[DOCUMENT PASSAGE — start]

3.   In 1997, PRM § 2604.1 was replaced by PRM § 2533.1, which is substantially different and which arguably supports the Secretary's position.   See PRM § 2533.1(E)(1)(b) (giving as an example of when the new provider exemption should be denied a situation in which “an institution ․ purchases the right to operate (i.e., a certificate of need) long term care beds from an existing institution ․ that has or is rendering skilled nursing or rehabilitative services to establish ․ a long term care facility”).   Because section 2533.1 did not exist at the time of the transactions giving rise to this case, we do not believe it is applicable.   Moreover, the provisions of the PRM are treated as interpretive rules, see Shalala v. Guernsey Mem'l Hosp., 514 U.S. 87, 101-02, 115 S.Ct. 1232, 131 L.Ed.2d 106 (1995), and thus are entitled to “some deference,” but only to the extent that they represent a “permissible construction” of the relevant statute or regulation.   See Reno v. Koray, 515 U.S. 50, 61, 115 S.Ct. 2021, 132 L.Ed.2d 46 (1995) (internal quotation marks omitted).   Because section 413.30(e) can only be interpreted to allow consideration of the ownership of the institution seeking the new provider exemption, and not the ownership of the beds acquired by that institution, the example set forth in PRM § 2533.1(E)(1)(b) does not appear to represent a permissible construction of section 413.30(e).

[DOCUMENT PASSAGE — finish]
[DATASET ENTRIES — start]

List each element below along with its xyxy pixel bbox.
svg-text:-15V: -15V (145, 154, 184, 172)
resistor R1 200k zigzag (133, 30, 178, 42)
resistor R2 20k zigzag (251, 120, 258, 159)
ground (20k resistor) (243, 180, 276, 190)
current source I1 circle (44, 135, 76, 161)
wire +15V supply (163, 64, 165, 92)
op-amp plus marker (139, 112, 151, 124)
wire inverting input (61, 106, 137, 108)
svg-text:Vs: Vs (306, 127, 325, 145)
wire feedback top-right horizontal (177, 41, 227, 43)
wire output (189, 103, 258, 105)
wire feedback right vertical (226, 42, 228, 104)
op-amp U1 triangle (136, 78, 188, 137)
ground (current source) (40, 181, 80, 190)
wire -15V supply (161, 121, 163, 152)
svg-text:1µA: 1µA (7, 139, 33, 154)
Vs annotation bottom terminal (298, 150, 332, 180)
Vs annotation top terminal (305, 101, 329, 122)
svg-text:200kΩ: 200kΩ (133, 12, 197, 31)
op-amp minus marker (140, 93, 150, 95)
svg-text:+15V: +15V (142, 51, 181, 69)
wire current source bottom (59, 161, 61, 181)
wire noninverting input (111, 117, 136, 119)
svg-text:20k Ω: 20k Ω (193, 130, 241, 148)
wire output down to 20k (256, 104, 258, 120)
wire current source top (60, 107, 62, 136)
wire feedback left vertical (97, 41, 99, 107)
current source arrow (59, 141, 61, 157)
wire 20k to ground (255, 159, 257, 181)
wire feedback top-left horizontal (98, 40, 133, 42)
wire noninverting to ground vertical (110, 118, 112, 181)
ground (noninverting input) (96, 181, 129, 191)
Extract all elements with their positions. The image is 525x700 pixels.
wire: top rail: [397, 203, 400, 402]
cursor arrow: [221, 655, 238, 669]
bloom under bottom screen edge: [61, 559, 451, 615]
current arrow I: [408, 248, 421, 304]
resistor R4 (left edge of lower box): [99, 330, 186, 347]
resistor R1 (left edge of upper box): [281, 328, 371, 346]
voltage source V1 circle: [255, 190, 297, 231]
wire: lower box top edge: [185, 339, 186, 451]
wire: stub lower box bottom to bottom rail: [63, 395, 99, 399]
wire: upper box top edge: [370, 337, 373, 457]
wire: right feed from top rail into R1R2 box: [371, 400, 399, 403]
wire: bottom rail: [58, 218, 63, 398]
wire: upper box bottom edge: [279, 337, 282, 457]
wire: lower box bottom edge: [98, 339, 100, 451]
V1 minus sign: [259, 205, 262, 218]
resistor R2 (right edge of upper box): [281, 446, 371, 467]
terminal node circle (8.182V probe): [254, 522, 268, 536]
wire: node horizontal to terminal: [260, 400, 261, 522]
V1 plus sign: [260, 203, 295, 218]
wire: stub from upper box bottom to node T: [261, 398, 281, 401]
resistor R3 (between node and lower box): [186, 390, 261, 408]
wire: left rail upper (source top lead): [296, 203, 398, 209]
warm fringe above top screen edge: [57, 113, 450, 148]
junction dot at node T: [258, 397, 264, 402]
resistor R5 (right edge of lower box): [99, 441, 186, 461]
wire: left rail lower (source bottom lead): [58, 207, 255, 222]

[DATASET ENTRIES — finish]

Answer these questions about the passage on PRM § 2533.1.
1. In what year was PRM § 2604.1 replaced by PRM § 2533.1?
2. How are the provisions of the PRM treated?
3. What can section 413.30(e) only be interpreted to allow consideration of?

1. 1997.
2. As interpretive rules.
3. The ownership of the institution seeking the new provider exemption, not the ownership of the beds acquired by that institution.